* start Data shown *
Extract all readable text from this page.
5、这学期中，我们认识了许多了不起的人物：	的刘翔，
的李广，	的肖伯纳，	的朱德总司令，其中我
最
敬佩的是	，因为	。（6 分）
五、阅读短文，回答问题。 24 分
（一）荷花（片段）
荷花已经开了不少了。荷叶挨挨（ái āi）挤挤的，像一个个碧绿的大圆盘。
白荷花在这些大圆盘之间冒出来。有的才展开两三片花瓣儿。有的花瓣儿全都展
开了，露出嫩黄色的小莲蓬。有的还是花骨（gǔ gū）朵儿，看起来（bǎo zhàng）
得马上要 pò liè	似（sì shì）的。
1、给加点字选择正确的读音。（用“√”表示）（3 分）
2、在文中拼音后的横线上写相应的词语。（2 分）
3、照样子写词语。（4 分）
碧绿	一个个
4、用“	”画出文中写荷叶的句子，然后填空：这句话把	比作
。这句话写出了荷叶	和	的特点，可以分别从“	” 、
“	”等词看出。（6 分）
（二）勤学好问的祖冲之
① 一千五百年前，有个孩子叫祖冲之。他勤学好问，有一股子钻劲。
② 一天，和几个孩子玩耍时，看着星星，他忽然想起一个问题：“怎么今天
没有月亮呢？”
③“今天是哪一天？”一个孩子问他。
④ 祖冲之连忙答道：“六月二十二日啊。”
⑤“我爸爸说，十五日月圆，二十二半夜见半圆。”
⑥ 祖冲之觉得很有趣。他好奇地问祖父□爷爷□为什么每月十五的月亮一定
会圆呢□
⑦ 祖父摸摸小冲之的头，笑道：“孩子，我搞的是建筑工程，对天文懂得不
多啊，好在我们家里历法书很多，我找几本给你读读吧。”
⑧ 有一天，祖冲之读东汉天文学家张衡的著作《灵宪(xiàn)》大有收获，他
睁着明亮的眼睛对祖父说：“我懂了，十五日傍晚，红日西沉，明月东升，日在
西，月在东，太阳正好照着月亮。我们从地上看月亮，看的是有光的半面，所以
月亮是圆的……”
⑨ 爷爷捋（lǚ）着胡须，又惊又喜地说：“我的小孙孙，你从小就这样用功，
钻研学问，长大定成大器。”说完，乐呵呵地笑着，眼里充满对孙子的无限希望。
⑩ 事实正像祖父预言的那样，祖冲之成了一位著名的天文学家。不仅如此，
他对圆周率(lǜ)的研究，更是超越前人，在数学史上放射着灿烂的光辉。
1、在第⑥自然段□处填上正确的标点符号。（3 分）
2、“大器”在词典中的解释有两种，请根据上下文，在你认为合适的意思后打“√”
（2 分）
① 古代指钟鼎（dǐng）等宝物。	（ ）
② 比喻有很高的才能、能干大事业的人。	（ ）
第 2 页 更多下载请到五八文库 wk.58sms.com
* end Data shown *
- _What is expected_
Give the material above again, word for word.

- _Exercise response_
Extract all readable text from this page.
5、这学期中，我们认识了许多了不起的人物：	的刘翔，
的李广，	的肖伯纳，	的朱德总司令，其中我
最
敬佩的是	，因为	。（6 分）
五、阅读短文，回答问题。 24 分
（一）荷花（片段）
荷花已经开了不少了。荷叶挨挨（ái āi）挤挤的，像一个个碧绿的大圆盘。
白荷花在这些大圆盘之间冒出来。有的才展开两三片花瓣儿。有的花瓣儿全都展
开了，露出嫩黄色的小莲蓬。有的还是花骨（gǔ gū）朵儿，看起来（bǎo zhàng）
得马上要 pò liè	似（sì shì）的。
1、给加点字选择正确的读音。（用“√”表示）（3 分）
2、在文中拼音后的横线上写相应的词语。（2 分）
3、照样子写词语。（4 分）
碧绿	一个个
4、用“	”画出文中写荷叶的句子，然后填空：这句话把	比作
。这句话写出了荷叶	和	的特点，可以分别从“	” 、
“	”等词看出。（6 分）
（二）勤学好问的祖冲之
① 一千五百年前，有个孩子叫祖冲之。他勤学好问，有一股子钻劲。
② 一天，和几个孩子玩耍时，看着星星，他忽然想起一个问题：“怎么今天
没有月亮呢？”
③“今天是哪一天？”一个孩子问他。
④ 祖冲之连忙答道：“六月二十二日啊。”
⑤“我爸爸说，十五日月圆，二十二半夜见半圆。”
⑥ 祖冲之觉得很有趣。他好奇地问祖父□爷爷□为什么每月十五的月亮一定
会圆呢□
⑦ 祖父摸摸小冲之的头，笑道：“孩子，我搞的是建筑工程，对天文懂得不
多啊，好在我们家里历法书很多，我找几本给你读读吧。”
⑧ 有一天，祖冲之读东汉天文学家张衡的著作《灵宪(xiàn)》大有收获，他
睁着明亮的眼睛对祖父说：“我懂了，十五日傍晚，红日西沉，明月东升，日在
西，月在东，太阳正好照着月亮。我们从地上看月亮，看的是有光的半面，所以
月亮是圆的……”
⑨ 爷爷捋（lǚ）着胡须，又惊又喜地说：“我的小孙孙，你从小就这样用功，
钻研学问，长大定成大器。”说完，乐呵呵地笑着，眼里充满对孙子的无限希望。
⑩ 事实正像祖父预言的那样，祖冲之成了一位著名的天文学家。不仅如此，
他对圆周率(lǜ)的研究，更是超越前人，在数学史上放射着灿烂的光辉。
1、在第⑥自然段□处填上正确的标点符号。（3 分）
2、“大器”在词典中的解释有两种，请根据上下文，在你认为合适的意思后打“√”
（2 分）
① 古代指钟鼎（dǐng）等宝物。	（ ）
② 比喻有很高的才能、能干大事业的人。	（ ）
第 2 页 更多下载请到五八文库 wk.58sms.com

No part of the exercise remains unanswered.